| Exercise data |
◆ ◆ ◆ ◆ ◆ ◆ ◆

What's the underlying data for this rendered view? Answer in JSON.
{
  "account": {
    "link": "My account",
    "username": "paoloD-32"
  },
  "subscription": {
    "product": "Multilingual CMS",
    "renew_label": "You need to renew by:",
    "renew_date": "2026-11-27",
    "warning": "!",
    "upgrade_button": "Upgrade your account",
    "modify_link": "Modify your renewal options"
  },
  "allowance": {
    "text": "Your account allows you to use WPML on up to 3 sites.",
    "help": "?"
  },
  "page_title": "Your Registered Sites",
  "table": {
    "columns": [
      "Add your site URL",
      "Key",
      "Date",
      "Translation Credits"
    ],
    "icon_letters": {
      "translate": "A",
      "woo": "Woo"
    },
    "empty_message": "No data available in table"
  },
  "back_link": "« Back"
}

◆ ◆ ◆ ◆ ◆ ◆ ◆

From the data, list each line in which the string "table" appears.

  "table": {
    "empty_message": "No data available in table"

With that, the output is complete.